Collected data
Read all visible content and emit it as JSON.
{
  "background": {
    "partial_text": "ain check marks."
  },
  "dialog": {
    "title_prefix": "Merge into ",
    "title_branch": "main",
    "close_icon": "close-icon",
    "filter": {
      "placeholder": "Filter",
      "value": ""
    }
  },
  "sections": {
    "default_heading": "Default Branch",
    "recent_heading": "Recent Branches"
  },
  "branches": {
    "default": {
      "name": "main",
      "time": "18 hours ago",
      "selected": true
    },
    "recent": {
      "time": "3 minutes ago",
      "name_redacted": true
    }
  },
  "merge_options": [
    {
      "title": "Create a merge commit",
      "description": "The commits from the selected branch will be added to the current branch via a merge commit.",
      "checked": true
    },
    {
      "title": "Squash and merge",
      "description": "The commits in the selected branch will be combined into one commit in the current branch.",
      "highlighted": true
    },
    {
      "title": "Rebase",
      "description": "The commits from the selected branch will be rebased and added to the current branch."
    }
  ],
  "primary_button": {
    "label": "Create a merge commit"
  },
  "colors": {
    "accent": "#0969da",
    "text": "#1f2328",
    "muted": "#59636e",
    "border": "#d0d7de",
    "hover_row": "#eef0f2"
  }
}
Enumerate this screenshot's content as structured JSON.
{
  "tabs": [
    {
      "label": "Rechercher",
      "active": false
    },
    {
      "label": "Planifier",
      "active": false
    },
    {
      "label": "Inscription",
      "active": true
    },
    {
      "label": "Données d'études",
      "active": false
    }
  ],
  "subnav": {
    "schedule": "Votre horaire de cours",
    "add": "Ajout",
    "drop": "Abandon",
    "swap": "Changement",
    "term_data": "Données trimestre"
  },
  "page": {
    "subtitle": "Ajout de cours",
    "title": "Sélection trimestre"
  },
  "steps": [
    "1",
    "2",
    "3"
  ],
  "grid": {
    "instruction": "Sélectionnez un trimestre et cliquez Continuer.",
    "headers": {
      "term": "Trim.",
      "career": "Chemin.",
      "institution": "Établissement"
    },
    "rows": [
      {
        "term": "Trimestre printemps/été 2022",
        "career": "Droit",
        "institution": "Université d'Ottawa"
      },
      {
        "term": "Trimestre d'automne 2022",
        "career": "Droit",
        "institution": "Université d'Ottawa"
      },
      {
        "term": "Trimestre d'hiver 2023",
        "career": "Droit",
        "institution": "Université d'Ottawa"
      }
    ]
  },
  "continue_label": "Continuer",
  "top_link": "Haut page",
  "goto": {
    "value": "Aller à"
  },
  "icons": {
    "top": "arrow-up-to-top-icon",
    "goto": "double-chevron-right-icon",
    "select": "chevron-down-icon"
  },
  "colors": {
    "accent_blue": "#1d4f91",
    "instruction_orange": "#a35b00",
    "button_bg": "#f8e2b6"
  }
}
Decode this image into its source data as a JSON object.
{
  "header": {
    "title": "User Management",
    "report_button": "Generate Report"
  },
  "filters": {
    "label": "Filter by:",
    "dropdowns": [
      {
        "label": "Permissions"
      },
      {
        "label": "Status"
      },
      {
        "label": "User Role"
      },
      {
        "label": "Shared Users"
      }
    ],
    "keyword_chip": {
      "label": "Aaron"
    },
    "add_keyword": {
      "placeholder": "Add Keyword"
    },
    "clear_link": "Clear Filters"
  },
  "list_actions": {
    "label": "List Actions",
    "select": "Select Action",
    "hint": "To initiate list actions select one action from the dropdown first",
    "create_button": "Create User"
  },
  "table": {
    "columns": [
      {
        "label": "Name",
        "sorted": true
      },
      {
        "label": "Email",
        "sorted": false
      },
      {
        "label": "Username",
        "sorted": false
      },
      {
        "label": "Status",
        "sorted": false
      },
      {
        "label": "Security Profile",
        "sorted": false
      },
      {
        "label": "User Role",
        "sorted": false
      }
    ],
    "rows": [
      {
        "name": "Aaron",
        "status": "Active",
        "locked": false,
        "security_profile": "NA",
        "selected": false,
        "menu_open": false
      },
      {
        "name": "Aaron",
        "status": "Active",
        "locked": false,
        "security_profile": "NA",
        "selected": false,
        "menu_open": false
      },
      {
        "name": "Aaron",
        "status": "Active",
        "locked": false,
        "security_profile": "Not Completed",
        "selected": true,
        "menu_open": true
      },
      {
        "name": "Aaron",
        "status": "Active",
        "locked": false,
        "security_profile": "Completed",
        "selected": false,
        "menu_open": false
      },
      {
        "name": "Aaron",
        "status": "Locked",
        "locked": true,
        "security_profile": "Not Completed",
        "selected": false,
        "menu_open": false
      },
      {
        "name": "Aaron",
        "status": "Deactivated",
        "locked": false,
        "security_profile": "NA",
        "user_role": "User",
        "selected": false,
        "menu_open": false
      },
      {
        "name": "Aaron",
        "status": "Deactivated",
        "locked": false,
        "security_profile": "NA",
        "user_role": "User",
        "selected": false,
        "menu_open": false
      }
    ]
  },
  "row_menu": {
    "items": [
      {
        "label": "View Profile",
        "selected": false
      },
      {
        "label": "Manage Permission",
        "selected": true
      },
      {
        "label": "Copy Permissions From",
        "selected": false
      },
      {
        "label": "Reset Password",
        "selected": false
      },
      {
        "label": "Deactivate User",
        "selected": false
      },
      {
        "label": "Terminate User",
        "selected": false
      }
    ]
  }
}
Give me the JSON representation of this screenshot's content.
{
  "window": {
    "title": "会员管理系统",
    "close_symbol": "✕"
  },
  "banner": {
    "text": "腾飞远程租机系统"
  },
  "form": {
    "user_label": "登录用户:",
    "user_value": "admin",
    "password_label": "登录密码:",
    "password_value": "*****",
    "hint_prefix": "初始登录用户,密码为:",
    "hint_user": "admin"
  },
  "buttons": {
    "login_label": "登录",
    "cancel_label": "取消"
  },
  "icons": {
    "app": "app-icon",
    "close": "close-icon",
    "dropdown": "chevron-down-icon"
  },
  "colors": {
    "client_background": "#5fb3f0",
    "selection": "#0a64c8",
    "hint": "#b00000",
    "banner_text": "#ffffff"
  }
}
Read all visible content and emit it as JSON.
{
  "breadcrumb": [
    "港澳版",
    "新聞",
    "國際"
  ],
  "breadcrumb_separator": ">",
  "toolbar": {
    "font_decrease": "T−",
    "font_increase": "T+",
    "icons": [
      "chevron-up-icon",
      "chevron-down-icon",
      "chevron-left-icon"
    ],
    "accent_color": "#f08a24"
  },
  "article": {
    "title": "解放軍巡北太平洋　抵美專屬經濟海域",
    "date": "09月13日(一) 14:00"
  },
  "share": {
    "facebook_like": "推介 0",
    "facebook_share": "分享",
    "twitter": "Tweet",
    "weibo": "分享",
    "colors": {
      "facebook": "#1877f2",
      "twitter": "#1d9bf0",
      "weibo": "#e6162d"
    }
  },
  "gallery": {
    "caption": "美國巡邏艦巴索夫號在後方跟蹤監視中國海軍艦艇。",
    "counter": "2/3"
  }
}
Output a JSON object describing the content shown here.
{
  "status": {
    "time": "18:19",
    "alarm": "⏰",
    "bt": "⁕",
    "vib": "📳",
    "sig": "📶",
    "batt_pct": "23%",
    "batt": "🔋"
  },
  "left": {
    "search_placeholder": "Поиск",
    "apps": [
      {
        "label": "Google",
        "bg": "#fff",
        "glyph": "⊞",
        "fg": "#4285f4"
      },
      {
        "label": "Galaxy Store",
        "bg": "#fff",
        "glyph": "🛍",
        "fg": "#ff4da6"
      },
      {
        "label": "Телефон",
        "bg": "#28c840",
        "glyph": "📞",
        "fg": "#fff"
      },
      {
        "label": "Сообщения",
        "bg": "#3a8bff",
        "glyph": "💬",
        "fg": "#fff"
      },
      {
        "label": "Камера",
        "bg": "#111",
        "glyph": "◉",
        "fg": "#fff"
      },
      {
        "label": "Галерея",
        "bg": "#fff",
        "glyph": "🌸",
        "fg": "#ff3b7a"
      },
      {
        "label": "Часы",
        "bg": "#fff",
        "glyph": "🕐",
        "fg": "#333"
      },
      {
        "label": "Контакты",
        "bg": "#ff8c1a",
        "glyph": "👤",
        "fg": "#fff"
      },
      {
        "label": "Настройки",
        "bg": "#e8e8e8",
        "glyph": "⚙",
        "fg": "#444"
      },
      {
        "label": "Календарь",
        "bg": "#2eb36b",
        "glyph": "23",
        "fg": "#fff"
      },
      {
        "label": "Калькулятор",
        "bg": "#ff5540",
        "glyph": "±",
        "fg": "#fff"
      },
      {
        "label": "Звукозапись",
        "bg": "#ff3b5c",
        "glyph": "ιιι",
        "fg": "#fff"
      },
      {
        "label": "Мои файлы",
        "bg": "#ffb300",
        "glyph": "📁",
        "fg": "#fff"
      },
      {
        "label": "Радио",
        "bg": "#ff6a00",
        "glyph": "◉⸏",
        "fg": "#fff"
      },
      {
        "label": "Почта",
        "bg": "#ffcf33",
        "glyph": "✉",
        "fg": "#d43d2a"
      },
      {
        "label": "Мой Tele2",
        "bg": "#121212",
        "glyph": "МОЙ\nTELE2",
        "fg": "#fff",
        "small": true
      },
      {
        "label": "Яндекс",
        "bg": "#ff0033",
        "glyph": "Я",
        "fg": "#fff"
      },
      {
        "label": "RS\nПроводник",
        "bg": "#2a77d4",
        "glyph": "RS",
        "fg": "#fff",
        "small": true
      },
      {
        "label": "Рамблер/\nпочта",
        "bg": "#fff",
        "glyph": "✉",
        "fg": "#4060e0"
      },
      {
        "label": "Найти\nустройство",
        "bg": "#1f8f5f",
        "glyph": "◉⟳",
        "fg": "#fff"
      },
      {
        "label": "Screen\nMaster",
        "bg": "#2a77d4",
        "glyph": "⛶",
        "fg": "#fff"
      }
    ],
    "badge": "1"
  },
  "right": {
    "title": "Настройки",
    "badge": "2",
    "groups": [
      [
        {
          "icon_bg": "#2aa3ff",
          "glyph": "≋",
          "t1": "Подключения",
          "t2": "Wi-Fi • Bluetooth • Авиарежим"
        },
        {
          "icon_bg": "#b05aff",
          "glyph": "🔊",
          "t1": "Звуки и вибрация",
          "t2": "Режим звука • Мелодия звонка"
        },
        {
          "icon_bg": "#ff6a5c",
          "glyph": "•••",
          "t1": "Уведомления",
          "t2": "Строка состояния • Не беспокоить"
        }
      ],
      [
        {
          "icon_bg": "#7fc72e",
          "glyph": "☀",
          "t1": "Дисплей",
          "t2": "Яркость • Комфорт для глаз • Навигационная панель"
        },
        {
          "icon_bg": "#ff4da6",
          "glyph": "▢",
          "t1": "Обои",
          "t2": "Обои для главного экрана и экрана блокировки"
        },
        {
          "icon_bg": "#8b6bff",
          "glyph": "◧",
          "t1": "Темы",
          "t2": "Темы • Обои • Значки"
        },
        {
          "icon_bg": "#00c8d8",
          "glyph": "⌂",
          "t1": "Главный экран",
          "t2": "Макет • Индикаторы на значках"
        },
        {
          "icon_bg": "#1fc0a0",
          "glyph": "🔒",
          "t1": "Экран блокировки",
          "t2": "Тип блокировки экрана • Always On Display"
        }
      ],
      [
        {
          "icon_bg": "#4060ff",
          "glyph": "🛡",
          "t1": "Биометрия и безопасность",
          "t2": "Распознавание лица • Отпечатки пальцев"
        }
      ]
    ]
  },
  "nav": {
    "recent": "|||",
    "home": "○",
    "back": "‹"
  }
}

SET EXERCISE:
Check each line above for the word "right", and copy the lines where it appears.

TASK ANSWER:
    "goto": "double-chevron-right-icon",
  "right": {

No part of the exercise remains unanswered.